═════ Stored records

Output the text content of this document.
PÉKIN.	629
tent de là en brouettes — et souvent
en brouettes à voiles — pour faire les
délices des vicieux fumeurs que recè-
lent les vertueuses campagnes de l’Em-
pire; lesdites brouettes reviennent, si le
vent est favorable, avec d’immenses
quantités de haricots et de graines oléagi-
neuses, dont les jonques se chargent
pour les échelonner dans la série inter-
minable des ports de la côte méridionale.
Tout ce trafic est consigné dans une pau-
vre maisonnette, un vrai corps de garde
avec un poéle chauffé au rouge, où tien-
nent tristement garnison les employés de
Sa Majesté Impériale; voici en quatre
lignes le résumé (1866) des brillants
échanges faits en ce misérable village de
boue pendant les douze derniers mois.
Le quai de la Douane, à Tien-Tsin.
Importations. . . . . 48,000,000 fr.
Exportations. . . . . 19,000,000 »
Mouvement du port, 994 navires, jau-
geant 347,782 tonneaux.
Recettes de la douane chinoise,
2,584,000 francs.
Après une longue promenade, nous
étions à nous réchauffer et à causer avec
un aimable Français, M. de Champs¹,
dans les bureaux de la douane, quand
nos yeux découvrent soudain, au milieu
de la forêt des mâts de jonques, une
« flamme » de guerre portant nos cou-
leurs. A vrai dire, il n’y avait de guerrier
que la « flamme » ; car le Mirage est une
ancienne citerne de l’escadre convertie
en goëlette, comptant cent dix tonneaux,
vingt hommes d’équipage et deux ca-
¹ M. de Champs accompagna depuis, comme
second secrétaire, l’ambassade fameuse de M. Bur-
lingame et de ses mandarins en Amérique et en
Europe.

══════════

*Instructions to follow*. Scan the material above. Extract every line in which the word "flamme" occurs.

*Solved problem*.
« flamme » de guerre portant nos cou-
que la « flamme » ; car le Mirage est une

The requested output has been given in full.